Thank you for that explanation.  I did seem to have confusion as to when
the qrunners cache and/or update these config.pck files and when the
add/remove_members commands did as well.  There seemed to be some sort of
conflict between the two.

[...]

>>> The post at
>>> <->
>>> contains a "stress test" that will probably reproduce the problem.
>>
>> Correct.  Only one subscriber was subscribed to each test list.  Keep in
>> mind that in the stress test given if you use a sleep counter of 5 with
>> 6
>> lists, that means you're waiting _30 seconds_ before the next add_member
>> command is run for that list (I'm assume the timing issue is per-list,
>> not
>> per run of add_members).  Even if you set the timer down to 1 that's a 6
>> second sleep.  This shouldn't effect a cache that we're comparing for
>> the
>> given second.  Anyway, my script ran fine with the 5 second sleep (30
>> seconds per list add), but showed discrepancies with a 3 second sleep.
>
>
> So you are adding 'sleep' commands after each add_members?
________________________________________
* **What is asked**
a – Please summarize the exchange about config.pck caching in two sentences.
b – Carry on with the exchange about config.pck caching from the point where it stops.

* **Given material**
________________________________________
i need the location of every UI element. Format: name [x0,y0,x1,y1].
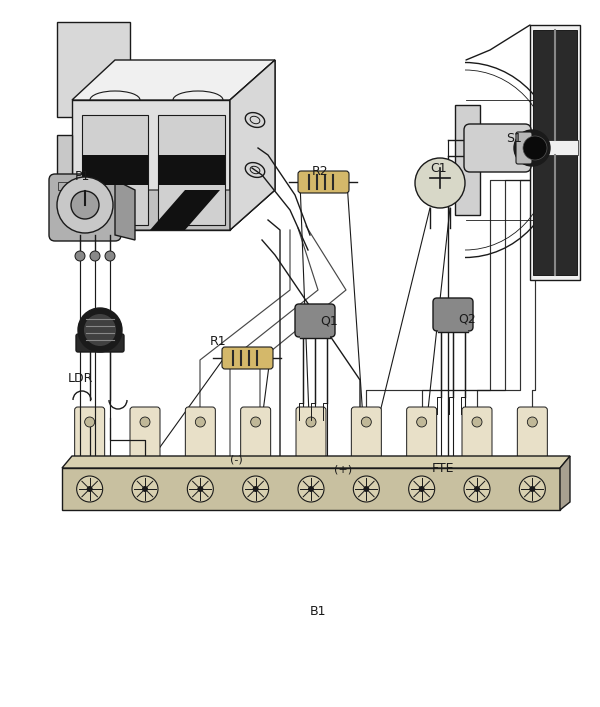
________________________________________
* **Outputs**
a – The writer was confused about when the qrunners cache or update config.pck files and when the add/remove_members commands do, since the two seemed to conflict. A quoted reply says a stress test with one subscriber per test list ran fine with a 5-second sleep (30 seconds per list add across 6 lists) but showed discrepancies with a 3-second sleep, which prompts the question of whether sleep commands are being added after each add_members.

b –
Yes I was.  Without a sleep in between add_member calls, it was failing
for ~50% of the calls to add_members.  With a 5 second sleep it would tend
to work most of the time.

> I'm not sure what you're doing. Is there a different test elsewhere in
> the thread?

See my updated stress test that I sent you in my last email.

> I have used a couple of tests as attached. They are the same except for
> list order and are very similar to the one in the original thread. Note
> that they contain only one sleep after all the add_members just to allow
> things to settle before running list_members.

That makes sense.

>>> I suspect your Mailman server must be very busy for you to see this bug
>>> that frequently. However, it looks like I need to install the fix for
>>> Mailman 2.1.15.
>
>
> Actually, I don't think the issue is the busy server. I think it is more
> likely that NFS causes timing issues between add_members and
> VirginRunner and OutgoingRunner that just make the bug more likely to
> trigger.

I think you hit the nail on the head here.  It explains a lot.

Thanks,

--
Drew


From mark at msapiro.net  Thu Sep 29 19:30:35 2011
From: mark at msapiro.net (Mark Sapiro)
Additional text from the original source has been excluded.